Seek out every line containing the word "points", and copy each.

* INFORMATION SUPPLIED
-=-=-=-=-

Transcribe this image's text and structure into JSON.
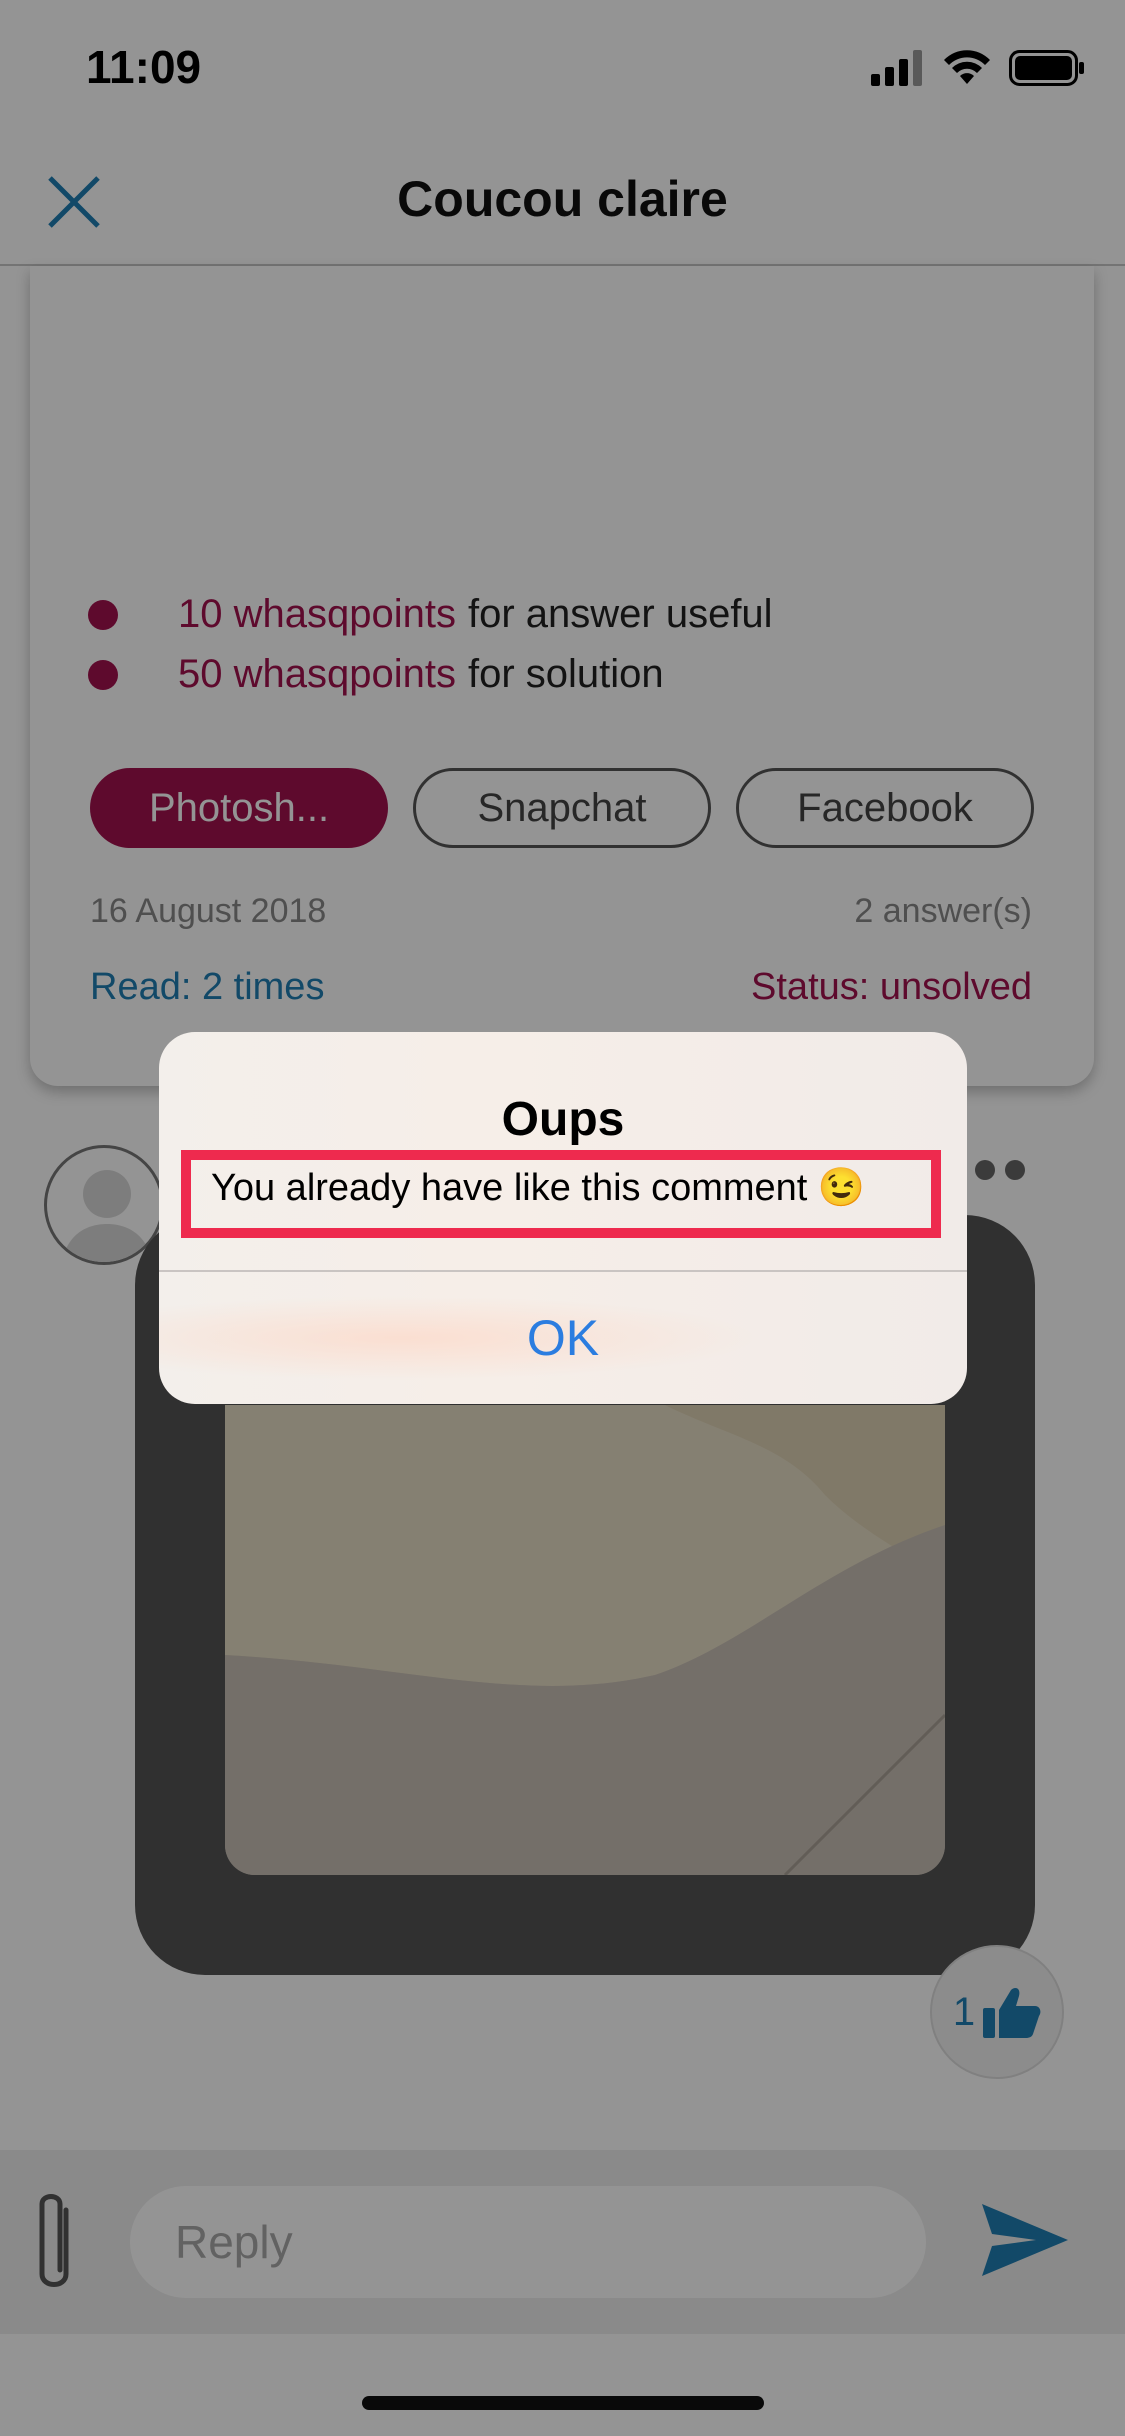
{
  "status_bar": {
    "time": "11:09"
  },
  "nav": {
    "title": "Coucou claire"
  },
  "question": {
    "rewards": [
      {
        "points": "10 whasqpoints",
        "text": "for answer useful"
      },
      {
        "points": "50 whasqpoints",
        "text": "for solution"
      }
    ],
    "tags": [
      {
        "label": "Photosh...",
        "active": true
      },
      {
        "label": "Snapchat",
        "active": false
      },
      {
        "label": "Facebook",
        "active": false
      }
    ],
    "date": "16 August 2018",
    "answers": "2 answer(s)",
    "read": "Read: 2 times",
    "status": "Status: unsolved"
  },
  "answer": {
    "like_count": "1"
  },
  "reply": {
    "placeholder": "Reply"
  },
  "alert": {
    "title": "Oups",
    "message": "You already have like this comment 😉",
    "ok_label": "OK"
  },
  "colors": {
    "accent": "#a3124f",
    "link_blue": "#1f7fb3",
    "ios_blue": "#2b7de0",
    "highlight_red": "#ee2a4e"
  }
}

-=-=-=-=-

* TASK RESPONSE
        "points": "10 whasqpoints",
        "points": "50 whasqpoints",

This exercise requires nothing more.